Extract »
::::::

8 posts categorized "Nutch"

November 08, 2011

Are you spending too much on enterprise search?

If your organization uses enterprise search, or if you are in the market for a new search platform, you may want to attend our webinar next week "Are you spending too much for search?". The one hour session will address:

  • What do users expect?
  • Why not just use Google?
  • How much search do you need?
  • Is an RFI a waste of time?   

Date: Wednesday, November 16 2011

Time: 11AM Pacific Standard Time / 1900 UTC

Register today!

August 09, 2011

So how many machines does *your* vendor suggest for 100,000,000+ document dataset?

We've been chatting with folks lately about really large data sets.  Clients who have a problem, and vendors who claim they can help.

But a basic question keeps coming up - not licensing - but "how many machines will we need?"  And not everybody can put their data on a public cloud, and private clouds can't always spit out a dozen virtual machines to play with, plus duplicates of that for dev and staging, so not quite as trivial as some folks thing.

The Tier-1 vendors can handle hundreds of millions of dcs, sure, but usually on quite a few machines, plus of course their premium licensing, and some non trivial setup at that point.

And as much as we love Lucene, Solr, Nutch and Hadoop, our tests show you need a fair number of machines if you're going to turn around a half billion docs in less than a week.

And beyond indexing time, once you start doing 3 or 4 facet filters, you also hit another performance knee.

We've got 4 Tier-2 vendors on our "short list" that might be able to reduce machine counts by a factor of 10 or more over the Tier-1 and open source guys.  But we'd love to hear your experiences.

December 05, 2010

Share your successes at ESS East next May

ESSSpringLogo Our friends over at InfoToday who run the successful Enterprise Search Summit conferences have asked us  to announce that the date for submitting papers to their Spring show in New York in May 2011 has been extended until Wednesday, December 8. You can find out what they are looking for and how to submit your proposal online at http://www.enterprisesearchsummit.com/Spring2011/CallForSpeakers.aspx.

Michelle Manafy, who runs the program again next May, really likes to have speakers who have found creative and successful ways to select, deploy, or manage ongoing enterprise search operations. We've co-presented with several of our customers in the past, and trust me, it's great fun and not bad for your career! And - no promises - the weather at ESS East has been great for just about every year - and we've been there for nearly 6 years now!

::::::

Directive 1 »
Write out the part of the enterprise search posts starting with "We've been chatting" and going on through "at that point.".
Directive 2 »
Carry on with the enterprise search posts from the point where they end.

(Stored records)
::::::

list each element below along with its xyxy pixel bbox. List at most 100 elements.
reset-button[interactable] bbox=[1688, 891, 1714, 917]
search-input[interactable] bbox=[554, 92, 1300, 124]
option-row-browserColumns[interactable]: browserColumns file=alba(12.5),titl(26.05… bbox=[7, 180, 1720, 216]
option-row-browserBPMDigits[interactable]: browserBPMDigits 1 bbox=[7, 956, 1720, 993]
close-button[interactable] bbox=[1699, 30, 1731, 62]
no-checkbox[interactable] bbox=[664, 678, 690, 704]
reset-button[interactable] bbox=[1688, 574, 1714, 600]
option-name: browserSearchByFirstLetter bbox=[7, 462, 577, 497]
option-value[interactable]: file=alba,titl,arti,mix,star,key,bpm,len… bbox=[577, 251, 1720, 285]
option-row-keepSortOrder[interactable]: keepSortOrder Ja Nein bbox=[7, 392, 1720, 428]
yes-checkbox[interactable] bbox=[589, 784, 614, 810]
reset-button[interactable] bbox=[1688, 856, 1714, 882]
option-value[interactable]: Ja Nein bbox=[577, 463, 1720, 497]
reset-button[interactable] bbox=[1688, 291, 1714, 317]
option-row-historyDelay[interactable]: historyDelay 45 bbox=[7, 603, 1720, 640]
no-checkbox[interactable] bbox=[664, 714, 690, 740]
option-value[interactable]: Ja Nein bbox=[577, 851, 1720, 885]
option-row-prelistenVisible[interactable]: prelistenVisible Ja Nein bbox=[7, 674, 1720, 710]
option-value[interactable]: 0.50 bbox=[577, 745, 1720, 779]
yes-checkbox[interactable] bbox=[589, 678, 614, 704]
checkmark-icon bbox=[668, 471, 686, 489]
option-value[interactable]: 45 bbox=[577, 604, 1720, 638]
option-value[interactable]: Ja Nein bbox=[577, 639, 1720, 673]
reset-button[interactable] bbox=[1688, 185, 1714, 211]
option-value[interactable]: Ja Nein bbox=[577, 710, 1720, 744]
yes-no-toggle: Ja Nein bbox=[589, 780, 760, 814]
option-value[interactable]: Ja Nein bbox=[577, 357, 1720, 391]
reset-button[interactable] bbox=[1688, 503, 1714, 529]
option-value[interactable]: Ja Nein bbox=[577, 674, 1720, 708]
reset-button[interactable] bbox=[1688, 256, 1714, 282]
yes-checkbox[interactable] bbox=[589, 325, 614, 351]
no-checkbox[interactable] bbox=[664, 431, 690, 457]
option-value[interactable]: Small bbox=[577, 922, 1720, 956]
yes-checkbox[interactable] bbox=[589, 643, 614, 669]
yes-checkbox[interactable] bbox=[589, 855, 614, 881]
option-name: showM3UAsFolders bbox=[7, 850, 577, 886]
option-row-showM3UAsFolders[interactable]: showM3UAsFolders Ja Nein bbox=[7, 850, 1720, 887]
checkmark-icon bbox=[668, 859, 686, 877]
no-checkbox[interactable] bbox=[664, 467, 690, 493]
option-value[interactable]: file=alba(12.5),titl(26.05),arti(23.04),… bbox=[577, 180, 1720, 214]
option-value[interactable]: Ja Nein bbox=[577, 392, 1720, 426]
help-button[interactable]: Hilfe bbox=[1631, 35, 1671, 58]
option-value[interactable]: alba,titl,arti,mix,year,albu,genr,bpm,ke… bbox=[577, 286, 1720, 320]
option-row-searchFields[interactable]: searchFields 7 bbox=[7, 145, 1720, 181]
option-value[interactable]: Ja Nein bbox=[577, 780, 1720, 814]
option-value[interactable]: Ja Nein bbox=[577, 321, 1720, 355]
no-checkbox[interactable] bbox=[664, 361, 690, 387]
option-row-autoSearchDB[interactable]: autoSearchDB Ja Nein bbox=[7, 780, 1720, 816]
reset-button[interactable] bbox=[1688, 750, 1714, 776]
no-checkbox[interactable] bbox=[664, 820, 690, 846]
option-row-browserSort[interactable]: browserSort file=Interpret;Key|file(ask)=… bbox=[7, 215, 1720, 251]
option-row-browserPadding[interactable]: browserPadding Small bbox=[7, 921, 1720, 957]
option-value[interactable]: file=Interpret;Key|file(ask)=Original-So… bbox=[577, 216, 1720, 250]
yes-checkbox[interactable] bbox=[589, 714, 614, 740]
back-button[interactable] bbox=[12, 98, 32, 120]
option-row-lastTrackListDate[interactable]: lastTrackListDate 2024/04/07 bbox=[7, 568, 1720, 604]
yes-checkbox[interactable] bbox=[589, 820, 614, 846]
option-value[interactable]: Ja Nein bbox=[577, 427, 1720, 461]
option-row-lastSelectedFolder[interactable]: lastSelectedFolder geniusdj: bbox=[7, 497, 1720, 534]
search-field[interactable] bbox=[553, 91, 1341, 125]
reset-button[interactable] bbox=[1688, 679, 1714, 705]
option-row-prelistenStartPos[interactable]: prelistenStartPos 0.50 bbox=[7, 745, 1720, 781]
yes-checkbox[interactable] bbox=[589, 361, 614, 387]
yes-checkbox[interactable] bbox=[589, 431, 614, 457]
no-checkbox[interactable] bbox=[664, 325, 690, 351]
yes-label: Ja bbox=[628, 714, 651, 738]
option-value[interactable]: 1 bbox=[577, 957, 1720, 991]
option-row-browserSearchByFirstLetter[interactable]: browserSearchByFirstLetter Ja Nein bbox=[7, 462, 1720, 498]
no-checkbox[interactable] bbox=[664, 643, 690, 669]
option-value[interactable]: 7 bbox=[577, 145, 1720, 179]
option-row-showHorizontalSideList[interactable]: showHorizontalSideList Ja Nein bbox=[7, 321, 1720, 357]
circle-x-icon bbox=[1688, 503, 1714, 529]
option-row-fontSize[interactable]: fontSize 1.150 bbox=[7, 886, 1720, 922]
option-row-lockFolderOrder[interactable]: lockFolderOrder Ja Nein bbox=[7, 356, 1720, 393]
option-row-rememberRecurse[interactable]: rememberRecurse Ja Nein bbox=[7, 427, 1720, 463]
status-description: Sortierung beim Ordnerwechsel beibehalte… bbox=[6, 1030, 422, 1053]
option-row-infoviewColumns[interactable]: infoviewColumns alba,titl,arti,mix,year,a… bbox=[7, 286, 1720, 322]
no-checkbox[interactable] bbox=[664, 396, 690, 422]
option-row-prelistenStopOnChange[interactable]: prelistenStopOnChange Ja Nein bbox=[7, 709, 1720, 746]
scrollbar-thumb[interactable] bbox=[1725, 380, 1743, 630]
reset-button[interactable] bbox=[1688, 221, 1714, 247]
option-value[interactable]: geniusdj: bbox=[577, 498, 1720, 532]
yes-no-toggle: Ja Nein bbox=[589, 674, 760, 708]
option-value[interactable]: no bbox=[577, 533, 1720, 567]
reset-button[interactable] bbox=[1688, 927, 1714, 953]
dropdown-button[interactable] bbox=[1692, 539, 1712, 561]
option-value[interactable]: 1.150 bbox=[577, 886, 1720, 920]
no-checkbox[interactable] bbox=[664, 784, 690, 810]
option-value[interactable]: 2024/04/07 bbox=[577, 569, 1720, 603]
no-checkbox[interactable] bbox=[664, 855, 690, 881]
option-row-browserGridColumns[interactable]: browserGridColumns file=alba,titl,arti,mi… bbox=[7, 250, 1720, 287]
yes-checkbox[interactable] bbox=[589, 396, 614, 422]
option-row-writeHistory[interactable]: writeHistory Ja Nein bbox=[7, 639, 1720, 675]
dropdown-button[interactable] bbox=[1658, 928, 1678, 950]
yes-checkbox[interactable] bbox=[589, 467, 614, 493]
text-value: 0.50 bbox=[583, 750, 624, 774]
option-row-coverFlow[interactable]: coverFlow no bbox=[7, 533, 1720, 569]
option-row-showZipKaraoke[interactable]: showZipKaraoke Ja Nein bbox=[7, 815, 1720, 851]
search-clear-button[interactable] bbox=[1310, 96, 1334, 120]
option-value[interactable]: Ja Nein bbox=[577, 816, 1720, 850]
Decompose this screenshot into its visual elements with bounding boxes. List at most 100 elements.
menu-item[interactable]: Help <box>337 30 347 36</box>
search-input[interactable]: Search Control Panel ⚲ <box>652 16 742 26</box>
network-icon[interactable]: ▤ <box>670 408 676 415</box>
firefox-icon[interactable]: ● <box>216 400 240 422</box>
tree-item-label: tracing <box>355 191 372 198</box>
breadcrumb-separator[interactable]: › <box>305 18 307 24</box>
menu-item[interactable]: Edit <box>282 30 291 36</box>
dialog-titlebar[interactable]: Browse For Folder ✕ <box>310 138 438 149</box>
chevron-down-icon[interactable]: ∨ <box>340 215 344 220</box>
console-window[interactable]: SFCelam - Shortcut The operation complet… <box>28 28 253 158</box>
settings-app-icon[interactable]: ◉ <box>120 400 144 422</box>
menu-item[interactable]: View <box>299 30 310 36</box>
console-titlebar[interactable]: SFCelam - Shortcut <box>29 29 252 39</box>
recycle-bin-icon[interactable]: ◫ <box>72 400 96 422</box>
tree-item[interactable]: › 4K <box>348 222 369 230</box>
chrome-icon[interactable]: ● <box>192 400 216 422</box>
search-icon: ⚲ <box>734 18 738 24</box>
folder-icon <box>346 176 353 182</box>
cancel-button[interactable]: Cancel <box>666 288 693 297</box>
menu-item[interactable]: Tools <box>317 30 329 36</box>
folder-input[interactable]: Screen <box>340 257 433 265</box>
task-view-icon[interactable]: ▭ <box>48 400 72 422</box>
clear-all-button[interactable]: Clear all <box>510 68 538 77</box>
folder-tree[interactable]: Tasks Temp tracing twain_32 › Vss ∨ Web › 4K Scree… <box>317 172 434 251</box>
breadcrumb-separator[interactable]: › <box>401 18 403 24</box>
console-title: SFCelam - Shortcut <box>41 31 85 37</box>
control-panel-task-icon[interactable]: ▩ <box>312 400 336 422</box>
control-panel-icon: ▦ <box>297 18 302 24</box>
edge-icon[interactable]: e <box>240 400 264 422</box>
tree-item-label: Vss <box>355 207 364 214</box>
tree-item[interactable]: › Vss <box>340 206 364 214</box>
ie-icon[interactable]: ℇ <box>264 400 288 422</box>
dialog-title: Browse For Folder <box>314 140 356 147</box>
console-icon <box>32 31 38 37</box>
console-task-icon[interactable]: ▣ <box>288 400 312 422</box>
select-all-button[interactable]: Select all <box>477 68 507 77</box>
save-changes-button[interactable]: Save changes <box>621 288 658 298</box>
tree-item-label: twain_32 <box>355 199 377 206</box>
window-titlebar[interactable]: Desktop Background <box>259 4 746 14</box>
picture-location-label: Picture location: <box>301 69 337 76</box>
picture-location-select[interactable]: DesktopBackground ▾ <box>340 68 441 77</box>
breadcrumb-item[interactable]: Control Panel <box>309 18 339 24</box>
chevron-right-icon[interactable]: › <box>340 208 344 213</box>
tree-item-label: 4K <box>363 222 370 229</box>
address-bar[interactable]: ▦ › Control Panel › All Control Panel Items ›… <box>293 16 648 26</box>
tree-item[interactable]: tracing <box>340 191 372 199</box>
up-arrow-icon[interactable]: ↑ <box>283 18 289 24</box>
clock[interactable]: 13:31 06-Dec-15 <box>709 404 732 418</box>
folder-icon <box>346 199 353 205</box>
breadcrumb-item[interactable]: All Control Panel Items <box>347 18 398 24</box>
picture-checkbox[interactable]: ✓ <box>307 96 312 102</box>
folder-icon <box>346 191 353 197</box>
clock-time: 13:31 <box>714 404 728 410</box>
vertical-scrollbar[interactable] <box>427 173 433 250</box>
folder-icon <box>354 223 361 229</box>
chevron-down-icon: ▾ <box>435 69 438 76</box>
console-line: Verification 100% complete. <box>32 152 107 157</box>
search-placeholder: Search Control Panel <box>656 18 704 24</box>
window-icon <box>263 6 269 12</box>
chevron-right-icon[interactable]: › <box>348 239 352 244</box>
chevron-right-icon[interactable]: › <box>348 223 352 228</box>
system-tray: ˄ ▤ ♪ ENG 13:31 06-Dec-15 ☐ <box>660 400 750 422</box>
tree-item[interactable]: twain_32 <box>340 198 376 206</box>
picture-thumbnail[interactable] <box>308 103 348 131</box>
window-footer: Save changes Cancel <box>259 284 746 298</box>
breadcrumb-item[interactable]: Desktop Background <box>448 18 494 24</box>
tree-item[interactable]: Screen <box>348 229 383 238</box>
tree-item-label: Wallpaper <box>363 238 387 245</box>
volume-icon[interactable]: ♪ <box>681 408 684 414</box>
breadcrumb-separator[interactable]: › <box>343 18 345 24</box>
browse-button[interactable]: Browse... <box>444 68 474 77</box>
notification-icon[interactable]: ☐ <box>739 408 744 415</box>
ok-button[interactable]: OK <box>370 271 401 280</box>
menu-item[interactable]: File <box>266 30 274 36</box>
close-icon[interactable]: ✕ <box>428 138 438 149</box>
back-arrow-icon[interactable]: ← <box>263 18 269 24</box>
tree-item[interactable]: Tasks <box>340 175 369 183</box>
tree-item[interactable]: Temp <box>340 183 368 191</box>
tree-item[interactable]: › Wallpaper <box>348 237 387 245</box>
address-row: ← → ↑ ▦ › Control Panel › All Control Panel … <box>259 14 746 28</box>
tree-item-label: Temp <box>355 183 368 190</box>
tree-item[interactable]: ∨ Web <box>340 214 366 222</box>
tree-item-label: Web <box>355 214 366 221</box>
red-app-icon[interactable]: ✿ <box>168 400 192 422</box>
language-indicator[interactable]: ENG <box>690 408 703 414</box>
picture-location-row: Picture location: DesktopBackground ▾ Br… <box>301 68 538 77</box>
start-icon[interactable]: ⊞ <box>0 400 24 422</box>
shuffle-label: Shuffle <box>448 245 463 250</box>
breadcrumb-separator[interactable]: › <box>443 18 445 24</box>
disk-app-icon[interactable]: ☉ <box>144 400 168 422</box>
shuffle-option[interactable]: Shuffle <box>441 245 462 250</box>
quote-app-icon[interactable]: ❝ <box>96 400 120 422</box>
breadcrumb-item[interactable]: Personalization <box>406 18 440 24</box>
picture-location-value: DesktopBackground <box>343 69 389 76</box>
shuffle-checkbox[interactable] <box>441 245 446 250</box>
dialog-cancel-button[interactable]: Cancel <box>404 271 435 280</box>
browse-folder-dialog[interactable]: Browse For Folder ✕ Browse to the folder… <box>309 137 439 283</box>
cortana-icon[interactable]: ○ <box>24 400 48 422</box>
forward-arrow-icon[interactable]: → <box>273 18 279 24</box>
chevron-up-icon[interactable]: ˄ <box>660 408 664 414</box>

::::::

Exercise response 1 »
We've been chatting with folks lately about really large data sets.  Clients who have a problem, and vendors who claim they can help.

But a basic question keeps coming up - not licensing - but "how many machines will we need?"  And not everybody can put their data on a public cloud, and private clouds can't always spit out a dozen virtual machines to play with, plus duplicates of that for dev and staging, so not quite as trivial as some folks thing.

The Tier-1 vendors can handle hundreds of millions of dcs, sure, but usually on quite a few machines, plus of course their premium licensing, and some non trivial setup at that point.

Exercise response 2 »
A friend told me something years ago that I've always fond helpful; I hope you'll take it to heart: 'Everything you know, someone else needs to know'. Don't worry if your search project isn't perfect; or worry that someone will find fault with what you've done. Trust me: there are many organizations newer to enterprise search than you are, and anything you found helpful will sure be valuable for them as well. And you get to attend al of the sessions, so you might learn more as well! A 'win-win' situation if I've ever seen one!

See you in New York!

/s/Miles

 

 

July 22, 2010

Document filters webinar July 28 2010

ISYS Document filter independent ISYS is hosting a webinar on Wednesday, July 28 at 1PM Eastern to talk  about the role document filters play in successful search indexing and display. You can register now.

Of course, as a search technology company, ISYS has enjoyed great success, particularly among law enforcement where search has to work right at a reasonable price. We've always liked their technology and their approach.

But like every search platform, ISYS needed filters to convert so-called 'binary' formats like Microsoft Office, PDF, or even Photoshop files into a stream of text - after all, today's search platforms primarily operate on words.. in textual format. But ISYS looked at the market at the time, and found that two of their competitors, Autonomy and Oracle, own the best of the filter technologies.

Like any company, they made a 'make or buy' decision, and in their case, making their own filters was the right answer for them, and possibly for you. You see, ISYS decided to start selling their filter technology independent of their search platform, so now you can acquire some really great filtering and viewing technology for just about any search engine, 'off the shelf'. Their customers include other vendors with the need to extract text from various types of content, not just search vendors but also eDiscovery and eCompliance companies and many others who don’t want to pay excessive prices for technology - and who want really great filtering at a reasonable cost.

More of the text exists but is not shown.